Reproduce each line exactly, including spacing and punctuation.

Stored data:
◆ ◆ ◆ ◆ ◆

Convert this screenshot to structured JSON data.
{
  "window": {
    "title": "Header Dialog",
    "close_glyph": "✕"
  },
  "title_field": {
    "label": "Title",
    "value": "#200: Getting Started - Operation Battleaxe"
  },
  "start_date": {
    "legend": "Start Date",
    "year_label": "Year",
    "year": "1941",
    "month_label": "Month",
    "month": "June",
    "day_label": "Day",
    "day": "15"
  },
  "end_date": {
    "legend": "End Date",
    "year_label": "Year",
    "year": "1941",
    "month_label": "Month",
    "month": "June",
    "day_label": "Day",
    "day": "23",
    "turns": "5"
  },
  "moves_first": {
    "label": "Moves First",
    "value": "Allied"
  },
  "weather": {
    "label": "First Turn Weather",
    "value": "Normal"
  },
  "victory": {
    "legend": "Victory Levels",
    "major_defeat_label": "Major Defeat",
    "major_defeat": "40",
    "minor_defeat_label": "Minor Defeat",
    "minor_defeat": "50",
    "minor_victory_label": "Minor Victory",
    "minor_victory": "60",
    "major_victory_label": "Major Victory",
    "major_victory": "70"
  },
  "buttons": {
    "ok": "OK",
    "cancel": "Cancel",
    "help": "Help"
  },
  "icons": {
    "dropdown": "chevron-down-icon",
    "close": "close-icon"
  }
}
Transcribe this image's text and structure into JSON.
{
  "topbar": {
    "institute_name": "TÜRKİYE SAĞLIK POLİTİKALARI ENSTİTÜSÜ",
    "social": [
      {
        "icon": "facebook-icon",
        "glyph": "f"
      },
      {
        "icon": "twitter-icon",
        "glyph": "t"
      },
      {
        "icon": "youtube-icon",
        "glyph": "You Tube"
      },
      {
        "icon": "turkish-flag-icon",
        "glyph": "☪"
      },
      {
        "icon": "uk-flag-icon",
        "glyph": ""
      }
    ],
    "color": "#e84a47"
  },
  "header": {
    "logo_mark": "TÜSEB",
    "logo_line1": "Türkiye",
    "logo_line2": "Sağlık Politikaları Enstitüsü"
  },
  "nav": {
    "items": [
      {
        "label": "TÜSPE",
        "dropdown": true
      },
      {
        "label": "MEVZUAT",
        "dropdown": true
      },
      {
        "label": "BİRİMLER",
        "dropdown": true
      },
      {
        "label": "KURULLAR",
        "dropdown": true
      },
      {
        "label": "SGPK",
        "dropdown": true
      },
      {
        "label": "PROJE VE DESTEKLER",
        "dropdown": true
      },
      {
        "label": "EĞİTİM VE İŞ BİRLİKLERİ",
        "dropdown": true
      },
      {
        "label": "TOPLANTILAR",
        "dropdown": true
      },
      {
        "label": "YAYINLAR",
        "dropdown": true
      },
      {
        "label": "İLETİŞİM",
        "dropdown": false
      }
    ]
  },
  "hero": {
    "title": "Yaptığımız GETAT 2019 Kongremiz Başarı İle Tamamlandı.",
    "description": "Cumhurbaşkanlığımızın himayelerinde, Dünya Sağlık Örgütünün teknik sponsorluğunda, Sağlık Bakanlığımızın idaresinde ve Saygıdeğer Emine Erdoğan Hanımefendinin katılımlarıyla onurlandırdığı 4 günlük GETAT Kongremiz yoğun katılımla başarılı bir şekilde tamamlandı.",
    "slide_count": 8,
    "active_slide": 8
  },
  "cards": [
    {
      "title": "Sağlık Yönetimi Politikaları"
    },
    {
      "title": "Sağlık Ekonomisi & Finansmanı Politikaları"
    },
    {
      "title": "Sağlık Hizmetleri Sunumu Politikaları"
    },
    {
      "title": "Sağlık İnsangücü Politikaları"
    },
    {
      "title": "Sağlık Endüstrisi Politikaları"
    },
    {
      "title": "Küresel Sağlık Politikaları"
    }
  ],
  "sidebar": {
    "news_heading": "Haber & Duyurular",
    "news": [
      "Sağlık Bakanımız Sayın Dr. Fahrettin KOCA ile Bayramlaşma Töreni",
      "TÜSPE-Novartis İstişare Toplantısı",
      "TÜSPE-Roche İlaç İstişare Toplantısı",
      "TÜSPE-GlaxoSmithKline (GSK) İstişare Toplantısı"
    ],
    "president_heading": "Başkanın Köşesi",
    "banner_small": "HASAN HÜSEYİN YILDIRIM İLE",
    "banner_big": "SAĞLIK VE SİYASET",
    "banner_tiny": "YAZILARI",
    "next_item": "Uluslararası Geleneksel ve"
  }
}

◆ ◆ ◆ ◆ ◆

▸ **Complete answer**
Convert this screenshot to structured JSON data.
{
  "window": {
    "title": "Header Dialog",
    "close_glyph": "✕"
  },
  "title_field": {
    "label": "Title",
    "value": "#200: Getting Started - Operation Battleaxe"
  },
  "start_date": {
    "legend": "Start Date",
    "year_label": "Year",
    "year": "1941",
    "month_label": "Month",
    "month": "June",
    "day_label": "Day",
    "day": "15"
  },
  "end_date": {
    "legend": "End Date",
    "year_label": "Year",
    "year": "1941",
    "month_label": "Month",
    "month": "June",
    "day_label": "Day",
    "day": "23",
    "turns": "5"
  },
  "moves_first": {
    "label": "Moves First",
    "value": "Allied"
  },
  "weather": {
    "label": "First Turn Weather",
    "value": "Normal"
  },
  "victory": {
    "legend": "Victory Levels",
    "major_defeat_label": "Major Defeat",
    "major_defeat": "40",
    "minor_defeat_label": "Minor Defeat",
    "minor_defeat": "50",
    "minor_victory_label": "Minor Victory",
    "minor_victory": "60",
    "major_victory_label": "Major Victory",
    "major_victory": "70"
  },
  "buttons": {
    "ok": "OK",
    "cancel": "Cancel",
    "help": "Help"
  },
  "icons": {
    "dropdown": "chevron-down-icon",
    "close": "close-icon"
  }
}
Transcribe this image's text and structure into JSON.
{
  "topbar": {
    "institute_name": "TÜRKİYE SAĞLIK POLİTİKALARI ENSTİTÜSÜ",
    "social": [
      {
        "icon": "facebook-icon",
        "glyph": "f"
      },
      {
        "icon": "twitter-icon",
        "glyph": "t"
      },
      {
        "icon": "youtube-icon",
        "glyph": "You Tube"
      },
      {
        "icon": "turkish-flag-icon",
        "glyph": "☪"
      },
      {
        "icon": "uk-flag-icon",
        "glyph": ""
      }
    ],
    "color": "#e84a47"
  },
  "header": {
    "logo_mark": "TÜSEB",
    "logo_line1": "Türkiye",
    "logo_line2": "Sağlık Politikaları Enstitüsü"
  },
  "nav": {
    "items": [
      {
        "label": "TÜSPE",
        "dropdown": true
      },
      {
        "label": "MEVZUAT",
        "dropdown": true
      },
      {
        "label": "BİRİMLER",
        "dropdown": true
      },
      {
        "label": "KURULLAR",
        "dropdown": true
      },
      {
        "label": "SGPK",
        "dropdown": true
      },
      {
        "label": "PROJE VE DESTEKLER",
        "dropdown": true
      },
      {
        "label": "EĞİTİM VE İŞ BİRLİKLERİ",
        "dropdown": true
      },
      {
        "label": "TOPLANTILAR",
        "dropdown": true
      },
      {
        "label": "YAYINLAR",
        "dropdown": true
      },
      {
        "label": "İLETİŞİM",
        "dropdown": false
      }
    ]
  },
  "hero": {
    "title": "Yaptığımız GETAT 2019 Kongremiz Başarı İle Tamamlandı.",
    "description": "Cumhurbaşkanlığımızın himayelerinde, Dünya Sağlık Örgütünün teknik sponsorluğunda, Sağlık Bakanlığımızın idaresinde ve Saygıdeğer Emine Erdoğan Hanımefendinin katılımlarıyla onurlandırdığı 4 günlük GETAT Kongremiz yoğun katılımla başarılı bir şekilde tamamlandı.",
    "slide_count": 8,
    "active_slide": 8
  },
  "cards": [
    {
      "title": "Sağlık Yönetimi Politikaları"
    },
    {
      "title": "Sağlık Ekonomisi & Finansmanı Politikaları"
    },
    {
      "title": "Sağlık Hizmetleri Sunumu Politikaları"
    },
    {
      "title": "Sağlık İnsangücü Politikaları"
    },
    {
      "title": "Sağlık Endüstrisi Politikaları"
    },
    {
      "title": "Küresel Sağlık Politikaları"
    }
  ],
  "sidebar": {
    "news_heading": "Haber & Duyurular",
    "news": [
      "Sağlık Bakanımız Sayın Dr. Fahrettin KOCA ile Bayramlaşma Töreni",
      "TÜSPE-Novartis İstişare Toplantısı",
      "TÜSPE-Roche İlaç İstişare Toplantısı",
      "TÜSPE-GlaxoSmithKline (GSK) İstişare Toplantısı"
    ],
    "president_heading": "Başkanın Köşesi",
    "banner_small": "HASAN HÜSEYİN YILDIRIM İLE",
    "banner_big": "SAĞLIK VE SİYASET",
    "banner_tiny": "YAZILARI",
    "next_item": "Uluslararası Geleneksel ve"
  }
}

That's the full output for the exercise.